### [SUPPLIED RECORDS]
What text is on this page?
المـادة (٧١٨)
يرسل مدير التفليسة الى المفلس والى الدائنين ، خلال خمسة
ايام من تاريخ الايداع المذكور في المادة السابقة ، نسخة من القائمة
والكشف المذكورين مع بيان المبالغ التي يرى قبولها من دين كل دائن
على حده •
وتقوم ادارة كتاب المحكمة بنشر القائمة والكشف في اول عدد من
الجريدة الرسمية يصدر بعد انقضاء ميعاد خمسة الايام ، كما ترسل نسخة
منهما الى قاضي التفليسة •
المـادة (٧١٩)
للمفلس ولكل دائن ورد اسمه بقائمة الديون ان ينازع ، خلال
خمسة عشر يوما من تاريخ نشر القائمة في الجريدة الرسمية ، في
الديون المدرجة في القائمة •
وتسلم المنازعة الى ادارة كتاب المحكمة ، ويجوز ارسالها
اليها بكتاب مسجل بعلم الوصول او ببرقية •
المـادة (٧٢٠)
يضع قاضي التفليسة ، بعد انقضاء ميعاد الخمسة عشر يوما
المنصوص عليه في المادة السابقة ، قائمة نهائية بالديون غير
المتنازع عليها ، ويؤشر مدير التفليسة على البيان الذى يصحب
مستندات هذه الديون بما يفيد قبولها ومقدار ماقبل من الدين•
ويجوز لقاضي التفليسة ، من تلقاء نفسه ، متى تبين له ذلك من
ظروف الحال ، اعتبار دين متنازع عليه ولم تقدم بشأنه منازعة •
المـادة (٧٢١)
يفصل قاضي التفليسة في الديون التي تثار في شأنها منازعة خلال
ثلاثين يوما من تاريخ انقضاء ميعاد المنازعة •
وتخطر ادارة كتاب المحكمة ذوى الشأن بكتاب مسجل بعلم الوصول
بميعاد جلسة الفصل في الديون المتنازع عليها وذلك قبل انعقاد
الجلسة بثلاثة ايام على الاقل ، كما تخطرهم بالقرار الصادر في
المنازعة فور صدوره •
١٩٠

### [WORK REQUIRED]
Select every line in the material above where the string "بعلم" occurs, and copy it.

### [ANSWER BELOW]
اليها بكتاب مسجل بعلم الوصول او ببرقية •
وتخطر ادارة كتاب المحكمة ذوى الشأن بكتاب مسجل بعلم الوصول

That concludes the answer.